本文 >>
────────
右膝から“危険信号”も「痛いと言ったら終わり」 元ハム外野手が伝える“教訓”

自己最多83試合に出場も大きな代償…右膝の前十字靭帯断裂で手術

 この年、谷口さんは自己最多の83試合に出場。しかし、いつ右膝の痛みが爆発するか分からない状況で、だましだましグラウンドに立っていた。シーズンオフ、物を拾うとすると右膝が抜けたり、一度止まって動き出すと崩れ落ちたりした。病院で検査した結果、右膝の前十字靱帯が断裂していた。手術以外の方法はなく、長期離脱とリハビリ生活を余儀なくされた。

 1か月間、ベッドから立ち上がることもできない寝たきりの生活が続いた。日常さえ取り戻せないかもしれない不安に襲われた。しかも、谷口さんが目指すのはプロ野球の1軍でのプレー。ゴールは、あまりにも遠かった。退院する時には入院前より太ももが6センチ細くなり、自慢のヒラメ筋は消えていた。

「入院中にお世話になった看護師さん、ずっとリハビリに付き合ってくれたトレーナー、リハビリ中にも足を運んでくれたファンの方々、励ましてくれた人たちにもう一度プレーする姿を見せたい一心でした」

 谷口さんは2018年、グラウンドに帰ってきた。実戦復帰まで半年を要する大きな怪我を乗り越えた。だが、右膝は怪我をする前の状態には戻らなかった。故障後の1軍出場は2019年の30試合出場が最多。キャリアのピークを迎える年代の29歳だった昨年限りでユニホームを脱いだ。

 右膝の怪我がなければ――。あの時に無理をせずストップしていたら。ファンからは惜しむ声が上がる。ただ、谷口さんは自身の怪我が次のステージに生きると前を向く。少年野球の子どもたちや指導者、保護者に経験を伝えていくつもりだ。

「子どもたちの上手くなりたい、試合に出たいという気持ちはすごく大事です。その思いを尊重しながら、怪我のリスクを抑えるのが自分も含めた指導者、大人の役割だと思います」

 子どもたちが体に痛みや違和感を口にしやすい環境をつくる。自分の体に興味を持ってもらい、クールダウンやストレッチの大切さを説明する。谷口さんだからこそ、子どもたちの心に届く言葉や指導がある。
────────
提供資料 >>
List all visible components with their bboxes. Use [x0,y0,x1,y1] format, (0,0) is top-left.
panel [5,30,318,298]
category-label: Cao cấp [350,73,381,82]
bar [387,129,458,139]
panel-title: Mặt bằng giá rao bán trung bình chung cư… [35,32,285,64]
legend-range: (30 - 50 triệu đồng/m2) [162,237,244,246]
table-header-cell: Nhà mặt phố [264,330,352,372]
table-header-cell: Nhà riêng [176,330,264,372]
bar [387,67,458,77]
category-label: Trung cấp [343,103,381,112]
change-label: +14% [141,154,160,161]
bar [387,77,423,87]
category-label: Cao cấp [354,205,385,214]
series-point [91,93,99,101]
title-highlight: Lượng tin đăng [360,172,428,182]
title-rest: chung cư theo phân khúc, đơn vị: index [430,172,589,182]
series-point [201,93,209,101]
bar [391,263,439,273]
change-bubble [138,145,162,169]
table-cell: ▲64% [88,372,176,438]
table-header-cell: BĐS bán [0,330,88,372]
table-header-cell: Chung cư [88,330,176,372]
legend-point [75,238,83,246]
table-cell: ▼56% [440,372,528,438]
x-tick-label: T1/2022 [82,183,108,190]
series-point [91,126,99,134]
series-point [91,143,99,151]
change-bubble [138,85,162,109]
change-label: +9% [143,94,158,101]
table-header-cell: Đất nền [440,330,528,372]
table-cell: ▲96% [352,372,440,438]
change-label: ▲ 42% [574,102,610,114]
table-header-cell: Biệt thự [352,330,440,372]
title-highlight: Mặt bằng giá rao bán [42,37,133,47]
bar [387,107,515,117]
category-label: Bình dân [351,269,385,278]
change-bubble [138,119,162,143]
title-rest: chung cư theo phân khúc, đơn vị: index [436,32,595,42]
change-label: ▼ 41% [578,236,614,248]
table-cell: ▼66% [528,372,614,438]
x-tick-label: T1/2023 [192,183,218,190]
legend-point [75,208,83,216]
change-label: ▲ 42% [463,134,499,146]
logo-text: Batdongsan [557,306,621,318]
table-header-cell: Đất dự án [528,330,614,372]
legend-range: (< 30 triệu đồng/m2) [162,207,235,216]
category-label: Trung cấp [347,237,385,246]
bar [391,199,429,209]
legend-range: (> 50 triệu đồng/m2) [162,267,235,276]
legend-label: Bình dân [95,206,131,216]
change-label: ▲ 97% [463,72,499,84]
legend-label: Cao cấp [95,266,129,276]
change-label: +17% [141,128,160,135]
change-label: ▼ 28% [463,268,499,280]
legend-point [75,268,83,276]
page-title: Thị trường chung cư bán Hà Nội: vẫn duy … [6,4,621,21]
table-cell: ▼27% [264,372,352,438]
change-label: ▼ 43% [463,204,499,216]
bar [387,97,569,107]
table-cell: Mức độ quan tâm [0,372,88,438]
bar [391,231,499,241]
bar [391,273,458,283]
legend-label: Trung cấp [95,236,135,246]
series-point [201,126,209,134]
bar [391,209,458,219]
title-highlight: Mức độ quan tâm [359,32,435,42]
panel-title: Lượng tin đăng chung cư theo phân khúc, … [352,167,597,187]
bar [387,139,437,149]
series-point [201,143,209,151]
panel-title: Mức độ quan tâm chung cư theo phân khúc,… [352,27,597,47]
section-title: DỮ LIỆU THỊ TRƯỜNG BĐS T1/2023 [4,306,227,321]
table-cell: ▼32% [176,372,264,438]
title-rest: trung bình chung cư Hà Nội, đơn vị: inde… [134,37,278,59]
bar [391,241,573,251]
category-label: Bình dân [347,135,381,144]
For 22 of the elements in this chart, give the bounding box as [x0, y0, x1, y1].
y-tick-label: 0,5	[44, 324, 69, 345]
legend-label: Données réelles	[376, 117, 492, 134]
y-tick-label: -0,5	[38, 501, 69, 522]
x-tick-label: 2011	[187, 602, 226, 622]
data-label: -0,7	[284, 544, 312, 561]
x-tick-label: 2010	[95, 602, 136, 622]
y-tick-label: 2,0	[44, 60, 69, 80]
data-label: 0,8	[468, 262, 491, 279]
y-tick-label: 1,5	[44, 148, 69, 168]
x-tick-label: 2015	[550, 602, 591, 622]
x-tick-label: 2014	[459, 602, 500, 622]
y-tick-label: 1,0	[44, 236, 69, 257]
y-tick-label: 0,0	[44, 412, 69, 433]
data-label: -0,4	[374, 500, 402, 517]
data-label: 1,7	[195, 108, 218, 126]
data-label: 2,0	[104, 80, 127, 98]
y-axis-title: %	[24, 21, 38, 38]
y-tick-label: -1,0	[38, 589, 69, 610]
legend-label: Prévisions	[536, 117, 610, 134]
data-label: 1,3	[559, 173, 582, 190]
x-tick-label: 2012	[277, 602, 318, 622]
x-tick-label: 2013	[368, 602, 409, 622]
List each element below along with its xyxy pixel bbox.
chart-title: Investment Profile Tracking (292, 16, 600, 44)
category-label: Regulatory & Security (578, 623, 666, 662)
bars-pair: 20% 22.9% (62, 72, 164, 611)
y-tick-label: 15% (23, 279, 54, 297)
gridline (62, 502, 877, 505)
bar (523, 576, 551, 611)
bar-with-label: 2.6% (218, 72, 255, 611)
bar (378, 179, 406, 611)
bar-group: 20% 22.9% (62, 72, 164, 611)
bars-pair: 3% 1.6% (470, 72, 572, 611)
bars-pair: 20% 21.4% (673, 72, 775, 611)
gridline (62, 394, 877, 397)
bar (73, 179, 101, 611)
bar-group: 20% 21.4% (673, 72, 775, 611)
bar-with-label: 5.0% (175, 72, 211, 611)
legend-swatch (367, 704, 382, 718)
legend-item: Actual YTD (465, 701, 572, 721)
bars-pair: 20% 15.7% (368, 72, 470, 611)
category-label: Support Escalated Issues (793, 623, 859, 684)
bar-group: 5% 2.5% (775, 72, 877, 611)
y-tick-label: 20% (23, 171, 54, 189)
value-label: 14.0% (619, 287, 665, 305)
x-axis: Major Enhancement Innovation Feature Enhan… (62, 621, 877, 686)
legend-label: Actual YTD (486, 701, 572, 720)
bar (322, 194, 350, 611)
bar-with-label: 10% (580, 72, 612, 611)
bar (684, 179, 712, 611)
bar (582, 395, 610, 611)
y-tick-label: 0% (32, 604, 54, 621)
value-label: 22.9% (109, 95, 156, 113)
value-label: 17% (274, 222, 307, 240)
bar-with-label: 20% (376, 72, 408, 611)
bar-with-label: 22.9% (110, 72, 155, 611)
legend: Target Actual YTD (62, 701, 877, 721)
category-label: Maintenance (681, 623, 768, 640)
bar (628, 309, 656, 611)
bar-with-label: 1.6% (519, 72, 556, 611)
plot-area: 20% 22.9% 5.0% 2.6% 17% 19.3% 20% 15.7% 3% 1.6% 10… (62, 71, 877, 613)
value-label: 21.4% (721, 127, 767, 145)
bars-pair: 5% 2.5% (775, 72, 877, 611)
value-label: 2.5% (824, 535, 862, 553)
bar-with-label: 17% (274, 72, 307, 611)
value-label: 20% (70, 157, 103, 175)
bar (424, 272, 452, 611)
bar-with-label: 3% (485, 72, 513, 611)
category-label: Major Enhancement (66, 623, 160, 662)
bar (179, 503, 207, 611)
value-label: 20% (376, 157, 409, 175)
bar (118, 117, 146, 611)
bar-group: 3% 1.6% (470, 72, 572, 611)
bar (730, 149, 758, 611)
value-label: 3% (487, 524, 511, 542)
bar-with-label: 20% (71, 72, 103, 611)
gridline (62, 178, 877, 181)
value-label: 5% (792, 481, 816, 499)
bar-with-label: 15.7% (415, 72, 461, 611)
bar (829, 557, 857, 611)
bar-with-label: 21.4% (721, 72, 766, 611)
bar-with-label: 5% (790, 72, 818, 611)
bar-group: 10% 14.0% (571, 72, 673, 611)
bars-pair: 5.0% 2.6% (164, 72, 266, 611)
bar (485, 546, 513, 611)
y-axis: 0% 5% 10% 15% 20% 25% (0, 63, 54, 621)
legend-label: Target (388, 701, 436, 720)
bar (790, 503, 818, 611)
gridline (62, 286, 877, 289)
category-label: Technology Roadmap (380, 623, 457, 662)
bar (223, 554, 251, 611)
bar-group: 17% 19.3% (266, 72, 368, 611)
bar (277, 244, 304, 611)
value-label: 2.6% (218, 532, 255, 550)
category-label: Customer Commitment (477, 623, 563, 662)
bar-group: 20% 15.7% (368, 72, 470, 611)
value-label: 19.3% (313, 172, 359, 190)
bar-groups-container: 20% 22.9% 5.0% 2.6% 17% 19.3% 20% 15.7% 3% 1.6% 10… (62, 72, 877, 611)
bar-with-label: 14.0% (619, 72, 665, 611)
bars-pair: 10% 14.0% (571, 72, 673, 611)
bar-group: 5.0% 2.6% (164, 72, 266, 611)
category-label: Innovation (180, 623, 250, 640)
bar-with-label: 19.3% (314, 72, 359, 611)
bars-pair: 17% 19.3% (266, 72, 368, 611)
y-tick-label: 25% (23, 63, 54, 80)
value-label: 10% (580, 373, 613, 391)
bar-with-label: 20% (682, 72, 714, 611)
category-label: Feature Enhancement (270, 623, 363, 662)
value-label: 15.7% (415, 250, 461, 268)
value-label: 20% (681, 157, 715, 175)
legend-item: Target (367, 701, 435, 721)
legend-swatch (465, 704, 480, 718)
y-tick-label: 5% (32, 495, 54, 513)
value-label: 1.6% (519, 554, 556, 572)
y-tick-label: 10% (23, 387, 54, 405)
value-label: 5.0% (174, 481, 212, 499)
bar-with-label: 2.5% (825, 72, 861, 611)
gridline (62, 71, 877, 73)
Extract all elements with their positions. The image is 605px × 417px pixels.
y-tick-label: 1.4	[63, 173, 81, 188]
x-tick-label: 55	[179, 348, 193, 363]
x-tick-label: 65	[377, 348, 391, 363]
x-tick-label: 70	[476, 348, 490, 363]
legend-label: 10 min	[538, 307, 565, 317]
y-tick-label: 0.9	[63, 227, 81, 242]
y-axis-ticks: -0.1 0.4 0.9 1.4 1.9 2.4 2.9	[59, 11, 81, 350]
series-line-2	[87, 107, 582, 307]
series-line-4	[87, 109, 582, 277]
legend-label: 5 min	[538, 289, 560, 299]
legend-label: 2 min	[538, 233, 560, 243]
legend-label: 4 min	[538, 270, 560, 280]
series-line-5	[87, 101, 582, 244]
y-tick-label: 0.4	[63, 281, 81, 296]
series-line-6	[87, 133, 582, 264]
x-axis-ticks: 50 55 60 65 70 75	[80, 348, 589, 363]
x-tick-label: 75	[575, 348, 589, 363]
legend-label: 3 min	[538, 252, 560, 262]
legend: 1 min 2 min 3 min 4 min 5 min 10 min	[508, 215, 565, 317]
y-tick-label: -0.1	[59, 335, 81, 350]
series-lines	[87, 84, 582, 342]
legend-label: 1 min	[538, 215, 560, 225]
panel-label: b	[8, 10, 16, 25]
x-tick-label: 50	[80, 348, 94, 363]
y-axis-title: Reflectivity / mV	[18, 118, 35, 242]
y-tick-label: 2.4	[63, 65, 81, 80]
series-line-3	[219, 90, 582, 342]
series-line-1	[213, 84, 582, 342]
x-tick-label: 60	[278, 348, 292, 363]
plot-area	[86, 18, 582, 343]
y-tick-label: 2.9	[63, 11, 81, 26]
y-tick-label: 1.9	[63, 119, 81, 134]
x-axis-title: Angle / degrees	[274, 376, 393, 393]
────────
問題 >>
1) 本文の「この年、谷口さんは自己最多の」で始まり「年限りでユニホームを脱いだ。」まで続く部分を、「右膝」を「左膝」に置き換えて書き直す。
2) 本文で谷口さんが、もう一度プレーする姿を見せたいと語っている相手をすべて挙げる。
この資料は別の出典から取ったものである。

解答一覧 >>
1)
この年、谷口さんは自己最多の83試合に出場。しかし、いつ左膝の痛みが爆発するか分からない状況で、だましだましグラウンドに立っていた。シーズンオフ、物を拾うとすると左膝が抜けたり、一度止まって動き出すと崩れ落ちたりした。病院で検査した結果、左膝の前十字靱帯が断裂していた。手術以外の方法はなく、長期離脱とリハビリ生活を余儀なくされた。

 1か月間、ベッドから立ち上がることもできない寝たきりの生活が続いた。日常さえ取り戻せないかもしれない不安に襲われた。しかも、谷口さんが目指すのはプロ野球の1軍でのプレー。ゴールは、あまりにも遠かった。退院する時には入院前より太ももが6センチ細くなり、自慢のヒラメ筋は消えていた。

「入院中にお世話になった看護師さん、ずっとリハビリに付き合ってくれたトレーナー、リハビリ中にも足を運んでくれたファンの方々、励ましてくれた人たちにもう一度プレーする姿を見せたい一心でした」

 谷口さんは2018年、グラウンドに帰ってきた。実戦復帰まで半年を要する大きな怪我を乗り越えた。だが、左膝は怪我をする前の状態には戻らなかった。故障後の1軍出場は2019年の30試合出場が最多。キャリアのピークを迎える年代の29歳だった昨年限りでユニホームを脱いだ。

2) 入院中にお世話になった看護師さん、ずっとリハビリに付き合ってくれたトレーナー、リハビリ中にも足を運んでくれたファンの方々、励ましてくれた人たち